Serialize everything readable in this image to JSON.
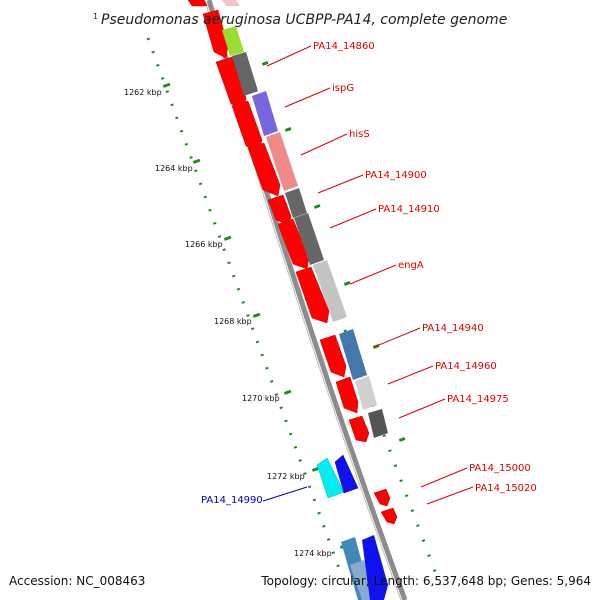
{
  "title": {
    "superscript": "1",
    "text": "Pseudomonas aeruginosa UCBPP-PA14, complete genome"
  },
  "footer": {
    "accession": "Accession: NC_008463",
    "topology": "Topology: circular; Length: 6,537,648 bp; Genes: 5,964"
  },
  "colors": {
    "backbone": "#8c8c8c",
    "reverse_gene": "#ff0000",
    "tick": "#228b22",
    "label_red": "#e00000",
    "label_blue": "#0000cc"
  },
  "ticks": [
    {
      "label": "1262 kbp"
    },
    {
      "label": "1264 kbp"
    },
    {
      "label": "1266 kbp"
    },
    {
      "label": "1268 kbp"
    },
    {
      "label": "1270 kbp"
    },
    {
      "label": "1272 kbp"
    },
    {
      "label": "1274 kbp"
    }
  ],
  "gene_labels": [
    {
      "text": "PA14_14860",
      "color": "#e00000"
    },
    {
      "text": "ispG",
      "color": "#e00000"
    },
    {
      "text": "hisS",
      "color": "#e00000"
    },
    {
      "text": "PA14_14900",
      "color": "#e00000"
    },
    {
      "text": "PA14_14910",
      "color": "#e00000"
    },
    {
      "text": "engA",
      "color": "#e00000"
    },
    {
      "text": "PA14_14940",
      "color": "#e00000"
    },
    {
      "text": "PA14_14960",
      "color": "#e00000"
    },
    {
      "text": "PA14_14975",
      "color": "#e00000"
    },
    {
      "text": "PA14_15000",
      "color": "#e00000"
    },
    {
      "text": "PA14_15020",
      "color": "#e00000"
    },
    {
      "text": "PA14_14990",
      "color": "#0000cc"
    }
  ]
}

· · ·

■ Instructions for the task ■
Everything in the data above gets copied exactly. Only the pictures are skipped.

■ Expected answer ■
Serialize everything readable in this image to JSON.
{
  "title": {
    "superscript": "1",
    "text": "Pseudomonas aeruginosa UCBPP-PA14, complete genome"
  },
  "footer": {
    "accession": "Accession: NC_008463",
    "topology": "Topology: circular; Length: 6,537,648 bp; Genes: 5,964"
  },
  "colors": {
    "backbone": "#8c8c8c",
    "reverse_gene": "#ff0000",
    "tick": "#228b22",
    "label_red": "#e00000",
    "label_blue": "#0000cc"
  },
  "ticks": [
    {
      "label": "1262 kbp"
    },
    {
      "label": "1264 kbp"
    },
    {
      "label": "1266 kbp"
    },
    {
      "label": "1268 kbp"
    },
    {
      "label": "1270 kbp"
    },
    {
      "label": "1272 kbp"
    },
    {
      "label": "1274 kbp"
    }
  ],
  "gene_labels": [
    {
      "text": "PA14_14860",
      "color": "#e00000"
    },
    {
      "text": "ispG",
      "color": "#e00000"
    },
    {
      "text": "hisS",
      "color": "#e00000"
    },
    {
      "text": "PA14_14900",
      "color": "#e00000"
    },
    {
      "text": "PA14_14910",
      "color": "#e00000"
    },
    {
      "text": "engA",
      "color": "#e00000"
    },
    {
      "text": "PA14_14940",
      "color": "#e00000"
    },
    {
      "text": "PA14_14960",
      "color": "#e00000"
    },
    {
      "text": "PA14_14975",
      "color": "#e00000"
    },
    {
      "text": "PA14_15000",
      "color": "#e00000"
    },
    {
      "text": "PA14_15020",
      "color": "#e00000"
    },
    {
      "text": "PA14_14990",
      "color": "#0000cc"
    }
  ]
}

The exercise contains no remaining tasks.